* **Material provided**
(begin)

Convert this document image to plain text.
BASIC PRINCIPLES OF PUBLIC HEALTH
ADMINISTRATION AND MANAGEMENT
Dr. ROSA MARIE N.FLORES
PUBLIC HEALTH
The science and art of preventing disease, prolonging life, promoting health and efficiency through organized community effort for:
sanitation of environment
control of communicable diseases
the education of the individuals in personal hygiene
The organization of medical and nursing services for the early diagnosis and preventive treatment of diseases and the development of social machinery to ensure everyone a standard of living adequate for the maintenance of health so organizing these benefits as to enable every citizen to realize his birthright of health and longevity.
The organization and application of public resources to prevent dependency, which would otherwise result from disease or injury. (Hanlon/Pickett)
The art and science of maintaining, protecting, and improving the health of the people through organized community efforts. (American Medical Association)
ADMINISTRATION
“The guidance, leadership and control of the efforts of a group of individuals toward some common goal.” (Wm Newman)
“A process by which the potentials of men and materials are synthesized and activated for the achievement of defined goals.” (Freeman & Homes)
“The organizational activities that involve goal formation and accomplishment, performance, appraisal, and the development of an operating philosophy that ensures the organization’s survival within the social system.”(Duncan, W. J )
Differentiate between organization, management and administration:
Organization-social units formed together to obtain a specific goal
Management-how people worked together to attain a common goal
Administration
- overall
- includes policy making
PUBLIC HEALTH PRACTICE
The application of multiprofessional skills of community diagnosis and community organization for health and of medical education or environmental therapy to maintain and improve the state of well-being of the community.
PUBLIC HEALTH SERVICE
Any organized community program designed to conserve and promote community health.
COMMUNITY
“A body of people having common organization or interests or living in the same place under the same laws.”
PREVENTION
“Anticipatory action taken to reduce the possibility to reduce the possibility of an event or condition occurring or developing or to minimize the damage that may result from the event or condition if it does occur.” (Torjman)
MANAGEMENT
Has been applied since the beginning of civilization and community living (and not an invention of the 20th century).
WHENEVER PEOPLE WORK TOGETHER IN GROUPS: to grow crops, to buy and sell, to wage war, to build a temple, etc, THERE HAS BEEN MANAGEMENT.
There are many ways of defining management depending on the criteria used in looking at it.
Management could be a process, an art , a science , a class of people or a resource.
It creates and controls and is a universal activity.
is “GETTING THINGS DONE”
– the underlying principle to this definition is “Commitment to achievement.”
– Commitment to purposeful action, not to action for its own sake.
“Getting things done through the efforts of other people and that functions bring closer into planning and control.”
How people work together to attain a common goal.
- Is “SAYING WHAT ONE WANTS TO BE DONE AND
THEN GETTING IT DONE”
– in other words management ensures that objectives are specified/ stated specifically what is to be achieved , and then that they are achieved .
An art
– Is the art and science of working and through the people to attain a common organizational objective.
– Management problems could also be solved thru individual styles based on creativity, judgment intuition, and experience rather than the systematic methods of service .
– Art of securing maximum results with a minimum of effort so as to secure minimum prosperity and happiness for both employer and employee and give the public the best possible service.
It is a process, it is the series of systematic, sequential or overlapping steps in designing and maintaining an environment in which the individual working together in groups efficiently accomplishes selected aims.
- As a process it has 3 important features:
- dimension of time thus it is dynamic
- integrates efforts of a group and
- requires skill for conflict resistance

(end)

* **Short exercise**
Copy down the whole of the data above, matching it exactly.

* **Result below**
Convert this document image to plain text.
BASIC PRINCIPLES OF PUBLIC HEALTH
ADMINISTRATION AND MANAGEMENT
Dr. ROSA MARIE N.FLORES
PUBLIC HEALTH
The science and art of preventing disease, prolonging life, promoting health and efficiency through organized community effort for:
sanitation of environment
control of communicable diseases
the education of the individuals in personal hygiene
The organization of medical and nursing services for the early diagnosis and preventive treatment of diseases and the development of social machinery to ensure everyone a standard of living adequate for the maintenance of health so organizing these benefits as to enable every citizen to realize his birthright of health and longevity.
The organization and application of public resources to prevent dependency, which would otherwise result from disease or injury. (Hanlon/Pickett)
The art and science of maintaining, protecting, and improving the health of the people through organized community efforts. (American Medical Association)
ADMINISTRATION
“The guidance, leadership and control of the efforts of a group of individuals toward some common goal.” (Wm Newman)
“A process by which the potentials of men and materials are synthesized and activated for the achievement of defined goals.” (Freeman & Homes)
“The organizational activities that involve goal formation and accomplishment, performance, appraisal, and the development of an operating philosophy that ensures the organization’s survival within the social system.”(Duncan, W. J )
Differentiate between organization, management and administration:
Organization-social units formed together to obtain a specific goal
Management-how people worked together to attain a common goal
Administration
- overall
- includes policy making
PUBLIC HEALTH PRACTICE
The application of multiprofessional skills of community diagnosis and community organization for health and of medical education or environmental therapy to maintain and improve the state of well-being of the community.
PUBLIC HEALTH SERVICE
Any organized community program designed to conserve and promote community health.
COMMUNITY
“A body of people having common organization or interests or living in the same place under the same laws.”
PREVENTION
“Anticipatory action taken to reduce the possibility to reduce the possibility of an event or condition occurring or developing or to minimize the damage that may result from the event or condition if it does occur.” (Torjman)
MANAGEMENT
Has been applied since the beginning of civilization and community living (and not an invention of the 20th century).
WHENEVER PEOPLE WORK TOGETHER IN GROUPS: to grow crops, to buy and sell, to wage war, to build a temple, etc, THERE HAS BEEN MANAGEMENT.
There are many ways of defining management depending on the criteria used in looking at it.
Management could be a process, an art , a science , a class of people or a resource.
It creates and controls and is a universal activity.
is “GETTING THINGS DONE”
– the underlying principle to this definition is “Commitment to achievement.”
– Commitment to purposeful action, not to action for its own sake.
“Getting things done through the efforts of other people and that functions bring closer into planning and control.”
How people work together to attain a common goal.
- Is “SAYING WHAT ONE WANTS TO BE DONE AND
THEN GETTING IT DONE”
– in other words management ensures that objectives are specified/ stated specifically what is to be achieved , and then that they are achieved .
An art
– Is the art and science of working and through the people to attain a common organizational objective.
– Management problems could also be solved thru individual styles based on creativity, judgment intuition, and experience rather than the systematic methods of service .
– Art of securing maximum results with a minimum of effort so as to secure minimum prosperity and happiness for both employer and employee and give the public the best possible service.
It is a process, it is the series of systematic, sequential or overlapping steps in designing and maintaining an environment in which the individual working together in groups efficiently accomplishes selected aims.
- As a process it has 3 important features:
- dimension of time thus it is dynamic
- integrates efforts of a group and
- requires skill for conflict resistance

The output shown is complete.